_Extract_
Skip to content

Cache Module

SQLite-backed caching infrastructure with shared token dictionary for efficient storage.

Overview

The cache module provides:

  • TokenCache - SQLite-backed cache with connection management
  • Compressor - Abstract base class for pluggable type-specific compressors
  • JsonCompressor - Tokenised compressor for JSON-serialisable data

Design Philosophy

The cache uses SQLite for storage, providing:

  • Fast indexed key lookup
  • Built-in concurrency via SQLite locking
  • In-memory mode via :memory: for testing
  • Incremental updates without rewriting

See Caching Architecture for full design details.

Usage

Basic In-Memory Cache

from causaliq_core.cache import TokenCache

# In-memory cache (fast, non-persistent)
with TokenCache(":memory:") as cache:
    assert cache.table_exists("tokens")
    assert cache.table_exists("cache_entries")

File-Based Persistent Cache

from causaliq_core.cache import TokenCache

# File-based cache (persistent)
with TokenCache("my_cache.db") as cache:
    # Data persists across sessions
    print(f"Entries: {cache.entry_count()}")
    print(f"Tokens: {cache.token_count()}")

Transaction Support

from causaliq_core.cache import TokenCache

with TokenCache(":memory:") as cache:
    # Transactions auto-commit on success, rollback on exception
    with cache.transaction() as cursor:
        cursor.execute("INSERT INTO tokens (token) VALUES (?)", ("example",))

Token Dictionary

The cache maintains a shared token dictionary for cross-entry compression. Compressors use this to convert strings to compact integer IDs:

from causaliq_core.cache import TokenCache

with TokenCache(":memory:") as cache:
    # Get or create token IDs (used by compressors)
    id1 = cache.get_or_create_token("hello")  # Returns 1
    id2 = cache.get_or_create_token("world")  # Returns 2
    id1_again = cache.get_or_create_token("hello")  # Returns 1 (cached)

    # Look up token by ID (used for decompression)
    token = cache.get_token(1)  # Returns "hello"

Storing and Retrieving Entries

Cache entries are stored as binary blobs with a hash key:

from causaliq_core.cache import TokenCache

with TokenCache(":memory:") as cache:
    # Store an entry
    cache.put("abc123", b"response data")

    # Check if entry exists
    if cache.exists("abc123"):
        # Retrieve entry
        data = cache.get("abc123")  # Returns b"response data"

_Exercise_
Extract the passage of the cache module page starting at "See Caching Architecture" and ending at "cache (fast, non-persistent)".

_Data provided_

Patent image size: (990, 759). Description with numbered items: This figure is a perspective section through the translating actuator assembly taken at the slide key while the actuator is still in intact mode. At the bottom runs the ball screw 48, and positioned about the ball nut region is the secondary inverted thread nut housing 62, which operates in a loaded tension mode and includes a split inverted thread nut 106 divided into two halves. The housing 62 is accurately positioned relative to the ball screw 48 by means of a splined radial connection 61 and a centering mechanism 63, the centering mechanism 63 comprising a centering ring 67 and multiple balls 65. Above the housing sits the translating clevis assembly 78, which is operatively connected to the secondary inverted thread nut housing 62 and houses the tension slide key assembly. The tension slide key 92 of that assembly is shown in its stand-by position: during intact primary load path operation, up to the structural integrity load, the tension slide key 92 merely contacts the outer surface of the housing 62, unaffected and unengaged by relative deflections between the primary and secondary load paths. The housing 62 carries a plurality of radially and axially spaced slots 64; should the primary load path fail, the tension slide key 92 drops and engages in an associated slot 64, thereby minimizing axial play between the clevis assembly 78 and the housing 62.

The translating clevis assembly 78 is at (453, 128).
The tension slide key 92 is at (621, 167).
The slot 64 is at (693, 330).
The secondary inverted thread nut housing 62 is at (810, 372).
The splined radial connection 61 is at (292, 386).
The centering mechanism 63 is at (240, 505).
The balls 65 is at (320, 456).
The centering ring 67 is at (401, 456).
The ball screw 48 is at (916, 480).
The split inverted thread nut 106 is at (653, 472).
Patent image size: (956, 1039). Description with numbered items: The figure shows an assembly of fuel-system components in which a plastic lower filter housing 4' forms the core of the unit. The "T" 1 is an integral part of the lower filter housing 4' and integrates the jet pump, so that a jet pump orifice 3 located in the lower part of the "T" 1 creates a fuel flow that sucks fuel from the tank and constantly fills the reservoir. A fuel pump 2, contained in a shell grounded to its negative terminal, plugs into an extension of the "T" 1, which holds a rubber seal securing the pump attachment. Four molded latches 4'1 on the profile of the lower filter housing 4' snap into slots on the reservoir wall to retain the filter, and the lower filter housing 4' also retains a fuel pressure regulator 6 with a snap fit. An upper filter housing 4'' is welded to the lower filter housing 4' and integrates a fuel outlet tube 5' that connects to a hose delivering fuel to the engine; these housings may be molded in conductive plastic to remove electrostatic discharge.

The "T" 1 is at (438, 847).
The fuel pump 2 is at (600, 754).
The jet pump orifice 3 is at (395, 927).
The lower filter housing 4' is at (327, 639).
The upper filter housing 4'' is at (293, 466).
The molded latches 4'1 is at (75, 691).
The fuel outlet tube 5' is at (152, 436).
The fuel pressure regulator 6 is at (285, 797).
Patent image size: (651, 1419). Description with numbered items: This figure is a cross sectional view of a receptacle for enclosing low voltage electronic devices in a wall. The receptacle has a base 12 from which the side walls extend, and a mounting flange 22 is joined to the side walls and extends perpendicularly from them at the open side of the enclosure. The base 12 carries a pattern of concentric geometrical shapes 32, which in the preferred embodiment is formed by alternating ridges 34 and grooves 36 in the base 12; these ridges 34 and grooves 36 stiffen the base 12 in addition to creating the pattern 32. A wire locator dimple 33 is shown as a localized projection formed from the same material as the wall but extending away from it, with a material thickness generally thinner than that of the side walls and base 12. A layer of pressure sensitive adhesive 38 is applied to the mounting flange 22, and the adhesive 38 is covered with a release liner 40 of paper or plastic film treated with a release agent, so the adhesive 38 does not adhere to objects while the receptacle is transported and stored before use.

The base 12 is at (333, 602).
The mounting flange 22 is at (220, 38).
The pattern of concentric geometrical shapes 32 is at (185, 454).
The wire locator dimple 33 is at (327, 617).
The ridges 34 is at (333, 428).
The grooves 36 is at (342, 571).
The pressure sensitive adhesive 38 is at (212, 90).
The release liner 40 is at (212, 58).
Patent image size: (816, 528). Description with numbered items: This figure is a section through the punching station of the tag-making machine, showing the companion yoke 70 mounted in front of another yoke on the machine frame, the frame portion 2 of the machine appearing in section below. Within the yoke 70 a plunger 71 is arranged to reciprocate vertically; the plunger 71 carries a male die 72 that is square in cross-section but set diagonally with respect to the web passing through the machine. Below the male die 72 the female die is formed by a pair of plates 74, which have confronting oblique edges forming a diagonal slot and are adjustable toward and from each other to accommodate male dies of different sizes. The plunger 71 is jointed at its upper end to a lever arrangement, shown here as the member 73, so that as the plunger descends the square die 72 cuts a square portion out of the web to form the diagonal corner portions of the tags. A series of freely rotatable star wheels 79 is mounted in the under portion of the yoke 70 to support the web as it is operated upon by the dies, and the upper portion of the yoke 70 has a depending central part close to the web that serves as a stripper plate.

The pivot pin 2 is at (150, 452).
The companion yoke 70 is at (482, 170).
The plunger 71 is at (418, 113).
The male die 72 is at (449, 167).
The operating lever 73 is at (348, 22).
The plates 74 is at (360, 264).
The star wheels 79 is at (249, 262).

_Answer below_
See Caching Architecture for full design details.

Usage

Basic In-Memory Cache

from causaliq_core.cache import TokenCache

# In-memory cache (fast, non-persistent)